• REQUISITOS DA TAREFA:
Transforme toda a listagem abaixo em uma lista JSON de strings, com uma string para cada linha e sem as linhas em branco.

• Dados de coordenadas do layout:
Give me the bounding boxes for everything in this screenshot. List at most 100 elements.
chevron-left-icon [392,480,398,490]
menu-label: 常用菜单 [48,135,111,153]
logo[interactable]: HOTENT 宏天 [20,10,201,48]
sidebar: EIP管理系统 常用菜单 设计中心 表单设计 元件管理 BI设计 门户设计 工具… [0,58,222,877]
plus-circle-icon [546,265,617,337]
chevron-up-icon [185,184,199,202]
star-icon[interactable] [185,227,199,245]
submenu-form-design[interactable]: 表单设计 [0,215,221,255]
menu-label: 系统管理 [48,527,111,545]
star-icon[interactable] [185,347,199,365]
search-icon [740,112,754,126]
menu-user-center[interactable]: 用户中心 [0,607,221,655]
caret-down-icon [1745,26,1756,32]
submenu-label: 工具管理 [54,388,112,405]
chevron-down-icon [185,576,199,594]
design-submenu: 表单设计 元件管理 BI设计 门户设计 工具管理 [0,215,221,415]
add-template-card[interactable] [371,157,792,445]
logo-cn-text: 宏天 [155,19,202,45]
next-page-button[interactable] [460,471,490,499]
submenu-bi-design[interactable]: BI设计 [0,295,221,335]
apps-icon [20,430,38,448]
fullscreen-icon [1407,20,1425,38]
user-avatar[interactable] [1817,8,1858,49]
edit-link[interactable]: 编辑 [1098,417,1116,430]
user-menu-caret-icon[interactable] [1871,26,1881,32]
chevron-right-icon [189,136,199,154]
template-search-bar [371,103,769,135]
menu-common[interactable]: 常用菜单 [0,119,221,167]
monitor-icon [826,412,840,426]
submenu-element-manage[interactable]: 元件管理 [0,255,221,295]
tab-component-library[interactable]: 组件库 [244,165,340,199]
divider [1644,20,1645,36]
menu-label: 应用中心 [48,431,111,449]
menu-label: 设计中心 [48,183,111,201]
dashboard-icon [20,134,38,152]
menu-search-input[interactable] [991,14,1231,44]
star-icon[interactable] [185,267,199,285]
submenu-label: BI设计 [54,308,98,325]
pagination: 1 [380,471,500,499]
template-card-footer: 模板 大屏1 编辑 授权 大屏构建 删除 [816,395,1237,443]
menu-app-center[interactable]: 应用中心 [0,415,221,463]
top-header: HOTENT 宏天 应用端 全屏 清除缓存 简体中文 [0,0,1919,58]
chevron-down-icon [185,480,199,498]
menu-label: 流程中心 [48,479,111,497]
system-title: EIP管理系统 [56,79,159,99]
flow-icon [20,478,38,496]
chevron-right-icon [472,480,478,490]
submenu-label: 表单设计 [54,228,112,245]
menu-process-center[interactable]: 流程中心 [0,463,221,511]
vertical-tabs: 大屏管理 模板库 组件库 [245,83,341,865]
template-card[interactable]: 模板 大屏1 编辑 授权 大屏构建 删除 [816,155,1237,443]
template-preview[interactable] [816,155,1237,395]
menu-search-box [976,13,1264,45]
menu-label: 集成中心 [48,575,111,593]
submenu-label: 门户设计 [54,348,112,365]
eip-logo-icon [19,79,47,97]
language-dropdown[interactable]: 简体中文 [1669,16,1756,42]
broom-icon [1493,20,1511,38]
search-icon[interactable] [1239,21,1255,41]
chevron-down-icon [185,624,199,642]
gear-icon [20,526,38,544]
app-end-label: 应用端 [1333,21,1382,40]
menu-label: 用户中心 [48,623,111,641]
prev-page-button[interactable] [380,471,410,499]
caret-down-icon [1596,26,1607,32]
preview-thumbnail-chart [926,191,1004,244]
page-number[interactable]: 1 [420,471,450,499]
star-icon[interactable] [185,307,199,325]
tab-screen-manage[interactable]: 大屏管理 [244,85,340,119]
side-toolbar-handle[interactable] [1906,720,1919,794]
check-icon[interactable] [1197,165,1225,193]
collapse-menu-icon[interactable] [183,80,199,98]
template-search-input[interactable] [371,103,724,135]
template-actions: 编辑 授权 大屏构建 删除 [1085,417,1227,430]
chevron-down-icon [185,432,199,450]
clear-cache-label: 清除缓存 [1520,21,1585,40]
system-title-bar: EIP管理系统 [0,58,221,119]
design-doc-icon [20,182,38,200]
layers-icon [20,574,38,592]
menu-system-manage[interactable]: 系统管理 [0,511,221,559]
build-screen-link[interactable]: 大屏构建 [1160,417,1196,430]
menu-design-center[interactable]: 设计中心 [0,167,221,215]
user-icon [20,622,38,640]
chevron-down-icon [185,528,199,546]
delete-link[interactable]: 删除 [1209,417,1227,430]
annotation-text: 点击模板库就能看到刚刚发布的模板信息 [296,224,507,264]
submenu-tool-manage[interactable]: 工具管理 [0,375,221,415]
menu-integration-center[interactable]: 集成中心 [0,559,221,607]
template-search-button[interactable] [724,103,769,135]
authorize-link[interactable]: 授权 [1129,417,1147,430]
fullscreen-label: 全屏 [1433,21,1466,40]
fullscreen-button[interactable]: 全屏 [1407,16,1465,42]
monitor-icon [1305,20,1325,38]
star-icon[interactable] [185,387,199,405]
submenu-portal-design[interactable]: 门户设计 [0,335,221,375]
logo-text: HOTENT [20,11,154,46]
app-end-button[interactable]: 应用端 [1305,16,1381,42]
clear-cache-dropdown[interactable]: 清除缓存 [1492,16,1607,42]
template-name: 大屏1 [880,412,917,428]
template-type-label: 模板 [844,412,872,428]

• RESPOSTA COMPLETA:
[
  "Give me the bounding boxes for everything in this screenshot. List at most 100 elements.",
  "chevron-left-icon [392,480,398,490]",
  "menu-label: 常用菜单 [48,135,111,153]",
  "logo[interactable]: HOTENT 宏天 [20,10,201,48]",
  "sidebar: EIP管理系统 常用菜单 设计中心 表单设计 元件管理 BI设计 门户设计 工具… [0,58,222,877]",
  "plus-circle-icon [546,265,617,337]",
  "chevron-up-icon [185,184,199,202]",
  "star-icon[interactable] [185,227,199,245]",
  "submenu-form-design[interactable]: 表单设计 [0,215,221,255]",
  "menu-label: 系统管理 [48,527,111,545]",
  "star-icon[interactable] [185,347,199,365]",
  "search-icon [740,112,754,126]",
  "menu-user-center[interactable]: 用户中心 [0,607,221,655]",
  "caret-down-icon [1745,26,1756,32]",
  "submenu-label: 工具管理 [54,388,112,405]",
  "chevron-down-icon [185,576,199,594]",
  "design-submenu: 表单设计 元件管理 BI设计 门户设计 工具管理 [0,215,221,415]",
  "add-template-card[interactable] [371,157,792,445]",
  "logo-cn-text: 宏天 [155,19,202,45]",
  "next-page-button[interactable] [460,471,490,499]",
  "submenu-bi-design[interactable]: BI设计 [0,295,221,335]",
  "apps-icon [20,430,38,448]",
  "fullscreen-icon [1407,20,1425,38]",
  "user-avatar[interactable] [1817,8,1858,49]",
  "edit-link[interactable]: 编辑 [1098,417,1116,430]",
  "user-menu-caret-icon[interactable] [1871,26,1881,32]",
  "chevron-right-icon [189,136,199,154]",
  "template-search-bar [371,103,769,135]",
  "menu-common[interactable]: 常用菜单 [0,119,221,167]",
  "monitor-icon [826,412,840,426]",
  "submenu-element-manage[interactable]: 元件管理 [0,255,221,295]",
  "tab-component-library[interactable]: 组件库 [244,165,340,199]",
  "divider [1644,20,1645,36]",
  "menu-label: 应用中心 [48,431,111,449]",
  "menu-label: 设计中心 [48,183,111,201]",
  "dashboard-icon [20,134,38,152]",
  "menu-search-input[interactable] [991,14,1231,44]",
  "star-icon[interactable] [185,267,199,285]",
  "submenu-label: BI设计 [54,308,98,325]",
  "pagination: 1 [380,471,500,499]",
  "template-card-footer: 模板 大屏1 编辑 授权 大屏构建 删除 [816,395,1237,443]",
  "menu-app-center[interactable]: 应用中心 [0,415,221,463]",
  "top-header: HOTENT 宏天 应用端 全屏 清除缓存 简体中文 [0,0,1919,58]",
  "chevron-down-icon [185,480,199,498]",
  "menu-label: 流程中心 [48,479,111,497]",
  "system-title: EIP管理系统 [56,79,159,99]",
  "flow-icon [20,478,38,496]",
  "chevron-right-icon [472,480,478,490]",
  "submenu-label: 表单设计 [54,228,112,245]",
  "menu-process-center[interactable]: 流程中心 [0,463,221,511]",
  "vertical-tabs: 大屏管理 模板库 组件库 [245,83,341,865]",
  "template-card[interactable]: 模板 大屏1 编辑 授权 大屏构建 删除 [816,155,1237,443]",
  "template-preview[interactable] [816,155,1237,395]",
  "menu-search-box [976,13,1264,45]",
  "menu-label: 集成中心 [48,575,111,593]",
  "submenu-label: 门户设计 [54,348,112,365]",
  "eip-logo-icon [19,79,47,97]",
  "language-dropdown[interactable]: 简体中文 [1669,16,1756,42]",
  "broom-icon [1493,20,1511,38]",
  "search-icon[interactable] [1239,21,1255,41]",
  "chevron-down-icon [185,624,199,642]",
  "gear-icon [20,526,38,544]",
  "app-end-label: 应用端 [1333,21,1382,40]",
  "menu-label: 用户中心 [48,623,111,641]",
  "prev-page-button[interactable] [380,471,410,499]",
  "caret-down-icon [1596,26,1607,32]",
  "preview-thumbnail-chart [926,191,1004,244]",
  "page-number[interactable]: 1 [420,471,450,499]",
  "star-icon[interactable] [185,307,199,325]",
  "tab-screen-manage[interactable]: 大屏管理 [244,85,340,119]",
  "side-toolbar-handle[interactable] [1906,720,1919,794]",
  "check-icon[interactable] [1197,165,1225,193]",
  "collapse-menu-icon[interactable] [183,80,199,98]",
  "template-search-input[interactable] [371,103,724,135]",
  "template-actions: 编辑 授权 大屏构建 删除 [1085,417,1227,430]",
  "chevron-down-icon [185,432,199,450]",
  "clear-cache-label: 清除缓存 [1520,21,1585,40]",
  "system-title-bar: EIP管理系统 [0,58,221,119]",
  "design-doc-icon [20,182,38,200]",
  "layers-icon [20,574,38,592]",
  "menu-system-manage[interactable]: 系统管理 [0,511,221,559]",
  "build-screen-link[interactable]: 大屏构建 [1160,417,1196,430]",
  "menu-design-center[interactable]: 设计中心 [0,167,221,215]",
  "user-icon [20,622,38,640]",
  "chevron-down-icon [185,528,199,546]",
  "delete-link[interactable]: 删除 [1209,417,1227,430]",
  "annotation-text: 点击模板库就能看到刚刚发布的模板信息 [296,224,507,264]",
  "submenu-tool-manage[interactable]: 工具管理 [0,375,221,415]",
  "menu-integration-center[interactable]: 集成中心 [0,559,221,607]",
  "template-search-button[interactable] [724,103,769,135]",
  "authorize-link[interactable]: 授权 [1129,417,1147,430]",
  "fullscreen-label: 全屏 [1433,21,1466,40]",
  "fullscreen-button[interactable]: 全屏 [1407,16,1465,42]",
  "monitor-icon [1305,20,1325,38]",
  "star-icon[interactable] [185,387,199,405]",
  "submenu-portal-design[interactable]: 门户设计 [0,335,221,375]",
  "logo-text: HOTENT [20,11,154,46]",
  "app-end-button[interactable]: 应用端 [1305,16,1381,42]",
  "clear-cache-dropdown[interactable]: 清除缓存 [1492,16,1607,42]",
  "template-name: 大屏1 [880,412,917,428]",
  "template-type-label: 模板 [844,412,872,428]"
]